Start of Dataset entries

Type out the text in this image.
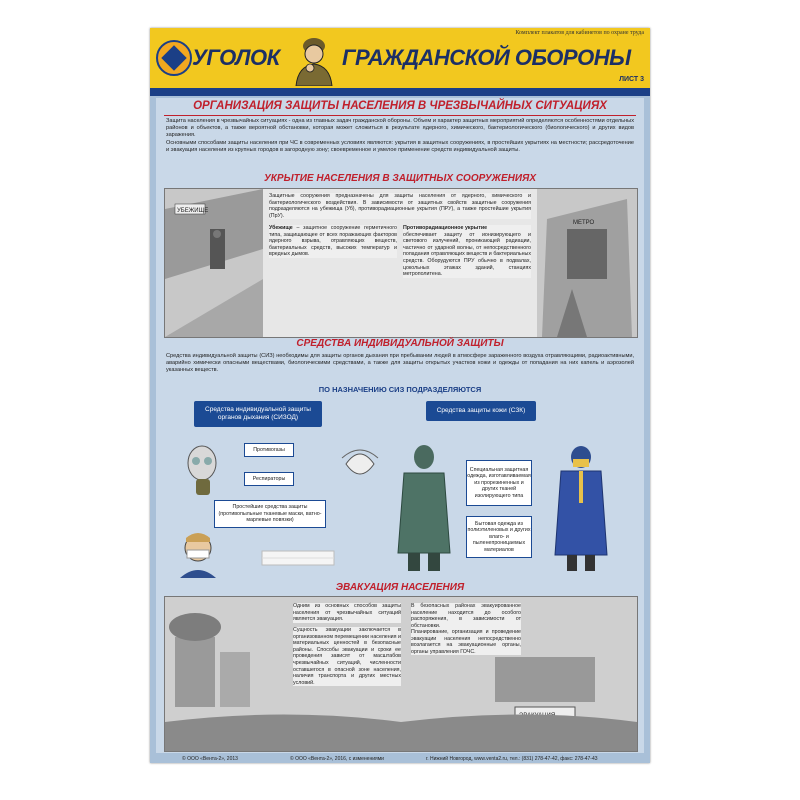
Комплект плакатов для кабинетов по охране труда
УГОЛОК	ГРАЖДАНСКОЙ ОБОРОНЫ
ЛИСТ 3
ОРГАНИЗАЦИЯ ЗАЩИТЫ НАСЕЛЕНИЯ В ЧРЕЗВЫЧАЙНЫХ СИТУАЦИЯХ
Защита населения в чрезвычайных ситуациях - одна из главных задач гражданской обороны. Объем и характер защитных мероприятий определяются особенностями отдельных районов и объектов, а также вероятной обстановки, которая может сложиться в результате ядерного, химического, бактериологического (биологического) и других видов заражения.
Основными способами защиты населения при ЧС в современных условиях являются: укрытия в защитных сооружениях, в простейших укрытиях на местности; рассредоточение и эвакуация населения из крупных городов в загородную зону; своевременное и умелое применение средств индивидуальной защиты.
УКРЫТИЕ НАСЕЛЕНИЯ В ЗАЩИТНЫХ СООРУЖЕНИЯХ
УБЕЖИЩЕ
Защитные сооружения предназначены для защиты населения от ядерного, химического и бактериологического воздействия. В зависимости от защитных свойств защитные сооружения подразделяются на убежища (Уб), противорадиационные укрытия (ПРУ), а также простейшие укрытия (ПрУ).
Убежище – защитное сооружение герметичного типа, защищающее от всех поражающих факторов ядерного взрыва, отравляющих веществ, бактериальных средств, высоких температур и вредных дымов.
Противорадиационное укрытие
обеспечивает защиту от ионизирующего и светового излучений, проникающей радиации, частично от ударной волны, от непосредственного попадания отравляющих веществ и бактериальных средств. Оборудуются ПРУ обычно в подвалах, цокольных этажах зданий, станциях метрополитена.
МЕТРО
СРЕДСТВА ИНДИВИДУАЛЬНОЙ ЗАЩИТЫ
Средства индивидуальной защиты (СИЗ) необходимы для защиты органов дыхания при пребывании людей в атмосфере зараженного воздуха отравляющими, радиоактивными, аварийно химически опасными веществами, биологическими средствами, а также для защиты открытых участков кожи и одежды от попадания на них капель и аэрозолей указанных веществ.
ПО НАЗНАЧЕНИЮ СИЗ ПОДРАЗДЕЛЯЮТСЯ
Средства индивидуальной защиты органов дыхания (СИЗОД)
Средства защиты кожи (СЗК)
Противогазы
Респираторы
Простейшие средства защиты (противопыльные тканевые маски, ватно-марлевые повязки)
Специальная защитная одежда, изготавливаемая из прорезиненных и других тканей изолирующего типа
Бытовая одежда из полиэтиленовых и других влаго- и пыленепроницаемых материалов
ЭВАКУАЦИЯ НАСЕЛЕНИЯ
Одним из основных способов защиты населения от чрезвычайных ситуаций является эвакуация.
Сущность эвакуации заключается в организованном перемещении населения и материальных ценностей в безопасные районы. Способы эвакуации и сроки ее проведения зависят от масштабов чрезвычайных ситуаций, численности оставшегося в опасной зоне населения, наличия транспорта и других местных условий.
В безопасных районах эвакуированное население находится до особого распоряжения, в зависимости от обстановки.
Планирование, организация и проведение эвакуации населения непосредственно возлагается на эвакуационные органы, органы управления ГОЧС.
© ООО «Вента-2», 2013	© ООО «Вента-2», 2016, с изменениями	г. Нижний Новгород, www.venta2.ru, тел.: (831) 278-47-42, факс: 278-47-43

End of Dataset entries

Pictures in the records above are left out; print everything else exactly as written.

Type out the text in this image.
Комплект плакатов для кабинетов по охране труда
УГОЛОК	ГРАЖДАНСКОЙ ОБОРОНЫ
ЛИСТ 3
ОРГАНИЗАЦИЯ ЗАЩИТЫ НАСЕЛЕНИЯ В ЧРЕЗВЫЧАЙНЫХ СИТУАЦИЯХ
Защита населения в чрезвычайных ситуациях - одна из главных задач гражданской обороны. Объем и характер защитных мероприятий определяются особенностями отдельных районов и объектов, а также вероятной обстановки, которая может сложиться в результате ядерного, химического, бактериологического (биологического) и других видов заражения.
Основными способами защиты населения при ЧС в современных условиях являются: укрытия в защитных сооружениях, в простейших укрытиях на местности; рассредоточение и эвакуация населения из крупных городов в загородную зону; своевременное и умелое применение средств индивидуальной защиты.
УКРЫТИЕ НАСЕЛЕНИЯ В ЗАЩИТНЫХ СООРУЖЕНИЯХ
УБЕЖИЩЕ
Защитные сооружения предназначены для защиты населения от ядерного, химического и бактериологического воздействия. В зависимости от защитных свойств защитные сооружения подразделяются на убежища (Уб), противорадиационные укрытия (ПРУ), а также простейшие укрытия (ПрУ).
Убежище – защитное сооружение герметичного типа, защищающее от всех поражающих факторов ядерного взрыва, отравляющих веществ, бактериальных средств, высоких температур и вредных дымов.
Противорадиационное укрытие
обеспечивает защиту от ионизирующего и светового излучений, проникающей радиации, частично от ударной волны, от непосредственного попадания отравляющих веществ и бактериальных средств. Оборудуются ПРУ обычно в подвалах, цокольных этажах зданий, станциях метрополитена.
МЕТРО
СРЕДСТВА ИНДИВИДУАЛЬНОЙ ЗАЩИТЫ
Средства индивидуальной защиты (СИЗ) необходимы для защиты органов дыхания при пребывании людей в атмосфере зараженного воздуха отравляющими, радиоактивными, аварийно химически опасными веществами, биологическими средствами, а также для защиты открытых участков кожи и одежды от попадания на них капель и аэрозолей указанных веществ.
ПО НАЗНАЧЕНИЮ СИЗ ПОДРАЗДЕЛЯЮТСЯ
Средства индивидуальной защиты органов дыхания (СИЗОД)
Средства защиты кожи (СЗК)
Противогазы
Респираторы
Простейшие средства защиты (противопыльные тканевые маски, ватно-марлевые повязки)
Специальная защитная одежда, изготавливаемая из прорезиненных и других тканей изолирующего типа
Бытовая одежда из полиэтиленовых и других влаго- и пыленепроницаемых материалов
ЭВАКУАЦИЯ НАСЕЛЕНИЯ
Одним из основных способов защиты населения от чрезвычайных ситуаций является эвакуация.
Сущность эвакуации заключается в организованном перемещении населения и материальных ценностей в безопасные районы. Способы эвакуации и сроки ее проведения зависят от масштабов чрезвычайных ситуаций, численности оставшегося в опасной зоне населения, наличия транспорта и других местных условий.
В безопасных районах эвакуированное население находится до особого распоряжения, в зависимости от обстановки.
Планирование, организация и проведение эвакуации населения непосредственно возлагается на эвакуационные органы, органы управления ГОЧС.
© ООО «Вента-2», 2013	© ООО «Вента-2», 2016, с изменениями	г. Нижний Новгород, www.venta2.ru, тел.: (831) 278-47-42, факс: 278-47-43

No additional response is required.